(Entries from a dataset)
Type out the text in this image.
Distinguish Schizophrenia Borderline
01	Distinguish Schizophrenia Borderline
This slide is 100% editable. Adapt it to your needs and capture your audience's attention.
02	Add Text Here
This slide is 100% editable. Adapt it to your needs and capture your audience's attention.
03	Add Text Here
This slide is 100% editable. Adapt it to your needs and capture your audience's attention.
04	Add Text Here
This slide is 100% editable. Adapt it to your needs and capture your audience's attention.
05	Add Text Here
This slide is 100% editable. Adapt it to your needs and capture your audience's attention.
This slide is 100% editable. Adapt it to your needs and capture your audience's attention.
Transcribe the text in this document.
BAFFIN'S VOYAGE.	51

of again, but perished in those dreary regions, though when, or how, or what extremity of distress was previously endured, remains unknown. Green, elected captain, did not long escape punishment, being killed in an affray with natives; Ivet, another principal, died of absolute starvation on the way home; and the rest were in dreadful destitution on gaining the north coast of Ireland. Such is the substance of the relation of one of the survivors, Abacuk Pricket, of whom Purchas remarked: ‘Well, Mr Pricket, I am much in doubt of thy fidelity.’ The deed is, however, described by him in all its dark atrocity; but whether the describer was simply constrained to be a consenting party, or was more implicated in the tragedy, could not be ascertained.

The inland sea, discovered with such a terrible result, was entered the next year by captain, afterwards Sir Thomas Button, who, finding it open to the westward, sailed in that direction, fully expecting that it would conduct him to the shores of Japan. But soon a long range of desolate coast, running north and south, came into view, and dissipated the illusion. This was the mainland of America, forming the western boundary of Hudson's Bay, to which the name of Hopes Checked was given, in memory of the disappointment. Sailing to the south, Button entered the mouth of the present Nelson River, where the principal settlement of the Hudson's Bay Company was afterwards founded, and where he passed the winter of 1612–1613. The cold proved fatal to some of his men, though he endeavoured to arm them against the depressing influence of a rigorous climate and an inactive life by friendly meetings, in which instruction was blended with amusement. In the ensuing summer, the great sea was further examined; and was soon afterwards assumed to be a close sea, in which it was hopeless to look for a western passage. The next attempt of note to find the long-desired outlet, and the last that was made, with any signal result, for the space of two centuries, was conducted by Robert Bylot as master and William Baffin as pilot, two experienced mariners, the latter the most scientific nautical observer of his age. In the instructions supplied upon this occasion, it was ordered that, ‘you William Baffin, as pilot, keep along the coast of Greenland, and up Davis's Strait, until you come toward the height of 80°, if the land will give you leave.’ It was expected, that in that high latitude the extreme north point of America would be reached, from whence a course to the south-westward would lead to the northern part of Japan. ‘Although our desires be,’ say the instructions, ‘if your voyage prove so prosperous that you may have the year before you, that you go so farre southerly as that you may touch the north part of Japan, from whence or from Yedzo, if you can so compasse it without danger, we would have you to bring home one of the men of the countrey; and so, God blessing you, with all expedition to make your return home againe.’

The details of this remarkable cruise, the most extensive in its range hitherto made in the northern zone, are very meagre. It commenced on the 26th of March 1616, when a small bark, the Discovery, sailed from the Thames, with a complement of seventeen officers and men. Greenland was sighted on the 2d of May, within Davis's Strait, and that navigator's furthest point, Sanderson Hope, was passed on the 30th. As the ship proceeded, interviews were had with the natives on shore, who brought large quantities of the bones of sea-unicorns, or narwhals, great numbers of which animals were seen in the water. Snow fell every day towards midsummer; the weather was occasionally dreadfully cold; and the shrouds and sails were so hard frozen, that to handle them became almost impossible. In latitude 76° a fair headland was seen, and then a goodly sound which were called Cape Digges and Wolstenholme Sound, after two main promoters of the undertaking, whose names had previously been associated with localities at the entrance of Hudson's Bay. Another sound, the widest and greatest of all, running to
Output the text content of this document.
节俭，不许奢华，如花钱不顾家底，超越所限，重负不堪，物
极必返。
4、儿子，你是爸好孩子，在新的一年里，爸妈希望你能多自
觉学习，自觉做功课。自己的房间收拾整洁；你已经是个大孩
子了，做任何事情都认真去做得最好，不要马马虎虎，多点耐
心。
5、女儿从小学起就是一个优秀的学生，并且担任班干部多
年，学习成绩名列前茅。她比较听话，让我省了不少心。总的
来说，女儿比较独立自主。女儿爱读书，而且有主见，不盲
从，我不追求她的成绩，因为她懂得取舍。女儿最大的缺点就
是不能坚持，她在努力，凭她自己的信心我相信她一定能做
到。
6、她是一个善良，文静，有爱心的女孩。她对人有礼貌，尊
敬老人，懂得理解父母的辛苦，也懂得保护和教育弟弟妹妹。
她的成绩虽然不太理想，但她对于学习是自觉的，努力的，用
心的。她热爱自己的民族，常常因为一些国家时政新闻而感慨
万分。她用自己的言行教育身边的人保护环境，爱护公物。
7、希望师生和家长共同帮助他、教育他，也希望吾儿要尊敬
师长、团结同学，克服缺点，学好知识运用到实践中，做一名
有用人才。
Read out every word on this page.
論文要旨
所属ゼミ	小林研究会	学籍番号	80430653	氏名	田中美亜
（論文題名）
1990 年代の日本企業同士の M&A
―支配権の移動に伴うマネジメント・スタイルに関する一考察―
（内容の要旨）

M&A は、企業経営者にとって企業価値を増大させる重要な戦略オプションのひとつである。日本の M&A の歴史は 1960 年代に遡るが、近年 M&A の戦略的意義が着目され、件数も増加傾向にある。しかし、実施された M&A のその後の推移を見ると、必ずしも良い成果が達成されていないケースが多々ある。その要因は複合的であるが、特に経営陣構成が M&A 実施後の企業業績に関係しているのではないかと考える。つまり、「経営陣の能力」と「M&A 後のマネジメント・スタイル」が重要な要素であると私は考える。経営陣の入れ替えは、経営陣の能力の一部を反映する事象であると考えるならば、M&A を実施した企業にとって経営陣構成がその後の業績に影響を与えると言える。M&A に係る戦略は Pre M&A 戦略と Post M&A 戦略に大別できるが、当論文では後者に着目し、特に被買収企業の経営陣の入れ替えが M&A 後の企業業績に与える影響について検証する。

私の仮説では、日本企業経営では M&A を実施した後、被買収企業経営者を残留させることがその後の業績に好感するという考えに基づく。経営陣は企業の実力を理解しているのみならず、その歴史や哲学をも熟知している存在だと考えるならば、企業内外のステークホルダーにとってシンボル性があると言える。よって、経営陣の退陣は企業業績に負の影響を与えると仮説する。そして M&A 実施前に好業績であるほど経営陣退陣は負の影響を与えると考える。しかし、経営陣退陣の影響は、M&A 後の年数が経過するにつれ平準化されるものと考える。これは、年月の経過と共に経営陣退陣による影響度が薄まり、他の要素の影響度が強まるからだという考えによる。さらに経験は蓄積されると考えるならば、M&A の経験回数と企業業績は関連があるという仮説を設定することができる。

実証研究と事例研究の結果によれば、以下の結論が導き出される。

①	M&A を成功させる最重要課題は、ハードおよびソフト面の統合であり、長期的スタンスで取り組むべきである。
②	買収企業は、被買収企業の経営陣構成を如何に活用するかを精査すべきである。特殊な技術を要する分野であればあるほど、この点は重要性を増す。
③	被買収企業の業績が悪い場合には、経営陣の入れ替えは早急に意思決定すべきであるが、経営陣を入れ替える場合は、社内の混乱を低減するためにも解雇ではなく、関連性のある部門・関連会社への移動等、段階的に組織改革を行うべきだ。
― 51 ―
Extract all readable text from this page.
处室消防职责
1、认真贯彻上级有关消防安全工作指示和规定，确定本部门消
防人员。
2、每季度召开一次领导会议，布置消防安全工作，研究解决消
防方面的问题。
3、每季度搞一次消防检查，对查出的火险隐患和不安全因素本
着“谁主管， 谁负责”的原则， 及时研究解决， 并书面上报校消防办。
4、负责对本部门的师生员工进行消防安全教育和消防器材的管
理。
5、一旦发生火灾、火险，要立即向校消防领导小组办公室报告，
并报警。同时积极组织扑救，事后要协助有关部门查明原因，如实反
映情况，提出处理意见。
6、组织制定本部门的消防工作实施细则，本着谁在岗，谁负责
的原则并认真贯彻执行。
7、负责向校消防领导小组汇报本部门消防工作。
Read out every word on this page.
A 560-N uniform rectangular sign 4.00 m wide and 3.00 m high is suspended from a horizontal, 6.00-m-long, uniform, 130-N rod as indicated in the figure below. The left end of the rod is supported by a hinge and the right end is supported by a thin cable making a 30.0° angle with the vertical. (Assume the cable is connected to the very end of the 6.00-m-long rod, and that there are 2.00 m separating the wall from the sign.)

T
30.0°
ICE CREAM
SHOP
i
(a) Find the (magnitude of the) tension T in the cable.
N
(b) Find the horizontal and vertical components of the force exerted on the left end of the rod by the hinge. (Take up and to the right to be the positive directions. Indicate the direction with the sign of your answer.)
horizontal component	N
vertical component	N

=== Work to complete ===
Scan the data for the word "Distinguish" and copy every line where it shows up.

=== The solution ===
Distinguish Schizophrenia Borderline
01	Distinguish Schizophrenia Borderline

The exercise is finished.